[Begin Supplied data]
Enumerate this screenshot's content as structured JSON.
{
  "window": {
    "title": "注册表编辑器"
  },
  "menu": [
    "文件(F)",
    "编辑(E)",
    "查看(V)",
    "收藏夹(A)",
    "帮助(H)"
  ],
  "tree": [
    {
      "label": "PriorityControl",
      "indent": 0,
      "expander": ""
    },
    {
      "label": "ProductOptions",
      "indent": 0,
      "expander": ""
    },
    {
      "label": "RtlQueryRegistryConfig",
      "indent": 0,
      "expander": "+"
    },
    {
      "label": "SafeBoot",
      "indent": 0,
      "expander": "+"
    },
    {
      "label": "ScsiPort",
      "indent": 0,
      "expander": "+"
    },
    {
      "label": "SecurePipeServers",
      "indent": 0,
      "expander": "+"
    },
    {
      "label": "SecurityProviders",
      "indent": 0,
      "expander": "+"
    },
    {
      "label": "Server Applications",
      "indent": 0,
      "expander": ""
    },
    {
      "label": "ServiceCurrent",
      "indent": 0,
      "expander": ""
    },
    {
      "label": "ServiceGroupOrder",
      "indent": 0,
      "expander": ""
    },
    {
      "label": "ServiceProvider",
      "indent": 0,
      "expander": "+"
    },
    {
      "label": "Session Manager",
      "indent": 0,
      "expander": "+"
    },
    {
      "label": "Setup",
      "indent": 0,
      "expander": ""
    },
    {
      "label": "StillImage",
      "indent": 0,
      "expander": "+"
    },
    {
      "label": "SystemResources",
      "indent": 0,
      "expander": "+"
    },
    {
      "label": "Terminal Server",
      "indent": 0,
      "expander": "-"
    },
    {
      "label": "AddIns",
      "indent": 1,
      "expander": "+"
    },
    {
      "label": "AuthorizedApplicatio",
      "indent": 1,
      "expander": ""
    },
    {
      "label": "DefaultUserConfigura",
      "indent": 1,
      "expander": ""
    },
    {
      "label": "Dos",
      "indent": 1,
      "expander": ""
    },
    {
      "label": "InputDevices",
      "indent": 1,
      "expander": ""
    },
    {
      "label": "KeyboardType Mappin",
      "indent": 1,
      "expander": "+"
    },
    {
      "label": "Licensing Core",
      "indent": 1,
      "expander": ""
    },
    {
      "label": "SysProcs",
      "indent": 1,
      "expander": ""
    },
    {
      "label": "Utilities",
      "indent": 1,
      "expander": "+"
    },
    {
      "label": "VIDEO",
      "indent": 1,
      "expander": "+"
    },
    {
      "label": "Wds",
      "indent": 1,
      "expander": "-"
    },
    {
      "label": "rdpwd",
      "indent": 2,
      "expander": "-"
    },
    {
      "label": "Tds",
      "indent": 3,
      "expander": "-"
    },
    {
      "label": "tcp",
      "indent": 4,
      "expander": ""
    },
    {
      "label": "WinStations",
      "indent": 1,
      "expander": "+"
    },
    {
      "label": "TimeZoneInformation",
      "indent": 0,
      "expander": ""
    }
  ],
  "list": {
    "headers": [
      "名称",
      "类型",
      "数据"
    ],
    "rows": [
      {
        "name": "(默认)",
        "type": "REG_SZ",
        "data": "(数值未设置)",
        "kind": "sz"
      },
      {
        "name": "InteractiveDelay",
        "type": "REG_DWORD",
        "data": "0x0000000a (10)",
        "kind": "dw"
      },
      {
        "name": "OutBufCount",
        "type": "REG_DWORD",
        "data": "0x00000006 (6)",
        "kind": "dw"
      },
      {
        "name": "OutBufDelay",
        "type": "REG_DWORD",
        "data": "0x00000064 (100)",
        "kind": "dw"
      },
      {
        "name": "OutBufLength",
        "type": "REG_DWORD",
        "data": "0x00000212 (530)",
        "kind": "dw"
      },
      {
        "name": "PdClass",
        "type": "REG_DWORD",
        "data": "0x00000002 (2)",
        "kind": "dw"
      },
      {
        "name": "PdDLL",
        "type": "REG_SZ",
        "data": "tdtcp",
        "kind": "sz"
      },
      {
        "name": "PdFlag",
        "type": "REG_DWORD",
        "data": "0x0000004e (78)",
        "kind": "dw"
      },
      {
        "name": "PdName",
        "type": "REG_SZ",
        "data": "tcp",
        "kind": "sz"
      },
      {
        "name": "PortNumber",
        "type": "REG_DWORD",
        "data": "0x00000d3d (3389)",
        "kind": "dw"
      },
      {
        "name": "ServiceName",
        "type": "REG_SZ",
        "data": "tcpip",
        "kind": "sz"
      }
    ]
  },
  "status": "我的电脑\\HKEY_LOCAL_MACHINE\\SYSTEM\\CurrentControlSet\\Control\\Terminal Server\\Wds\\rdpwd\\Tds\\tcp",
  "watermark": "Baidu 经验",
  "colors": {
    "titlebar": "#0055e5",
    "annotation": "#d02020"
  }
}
[End Supplied data]
[Begin Supplied data]
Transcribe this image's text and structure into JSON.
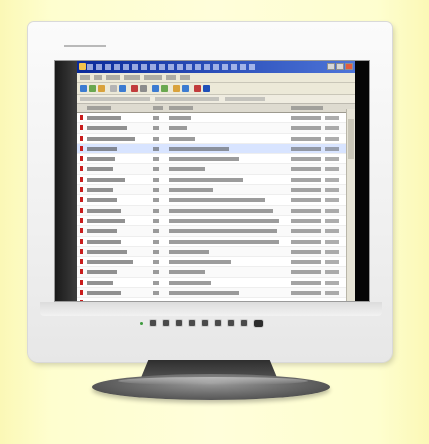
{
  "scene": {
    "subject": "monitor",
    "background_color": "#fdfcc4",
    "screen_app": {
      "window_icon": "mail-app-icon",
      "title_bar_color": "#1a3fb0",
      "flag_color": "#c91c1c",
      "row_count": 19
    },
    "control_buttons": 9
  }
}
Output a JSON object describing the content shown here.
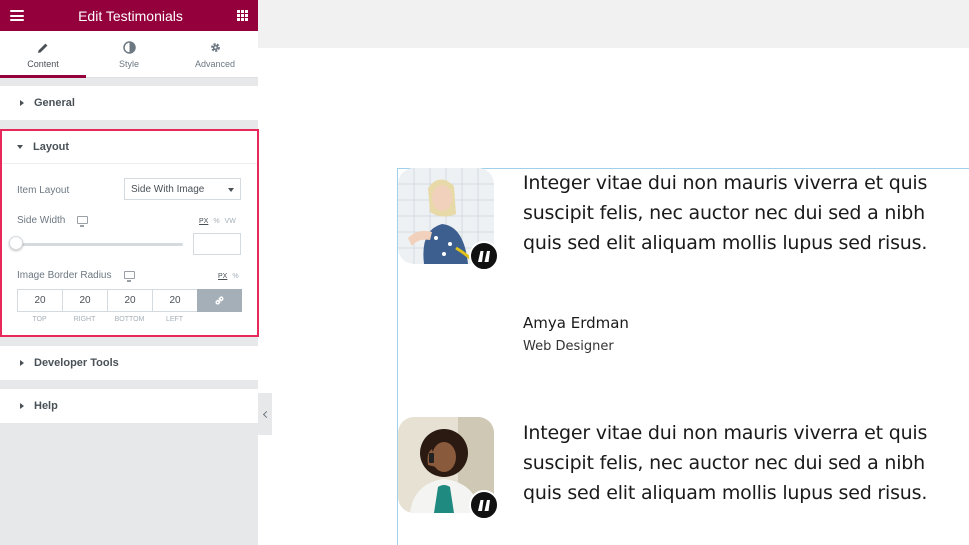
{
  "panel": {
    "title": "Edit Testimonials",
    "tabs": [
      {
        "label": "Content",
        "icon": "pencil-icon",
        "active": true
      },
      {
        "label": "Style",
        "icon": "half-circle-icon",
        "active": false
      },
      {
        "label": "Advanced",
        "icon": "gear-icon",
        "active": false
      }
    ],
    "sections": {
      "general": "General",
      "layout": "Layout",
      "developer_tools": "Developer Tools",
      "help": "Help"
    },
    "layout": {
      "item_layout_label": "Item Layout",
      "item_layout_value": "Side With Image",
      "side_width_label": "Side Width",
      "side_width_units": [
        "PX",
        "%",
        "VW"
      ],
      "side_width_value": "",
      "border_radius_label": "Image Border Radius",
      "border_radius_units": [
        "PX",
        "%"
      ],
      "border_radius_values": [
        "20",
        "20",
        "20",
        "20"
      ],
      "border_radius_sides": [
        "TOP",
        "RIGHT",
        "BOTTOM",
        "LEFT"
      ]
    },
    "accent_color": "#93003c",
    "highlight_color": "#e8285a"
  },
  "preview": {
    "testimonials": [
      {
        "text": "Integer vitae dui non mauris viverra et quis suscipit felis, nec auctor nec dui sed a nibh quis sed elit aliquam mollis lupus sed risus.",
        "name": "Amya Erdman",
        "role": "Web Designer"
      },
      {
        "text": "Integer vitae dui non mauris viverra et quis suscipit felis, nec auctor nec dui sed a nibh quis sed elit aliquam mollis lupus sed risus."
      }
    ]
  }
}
[End Supplied data]
**Work to be completed:** Count how many lines above contain the word "mollis". Reply with the number alone.

**Final result:** 2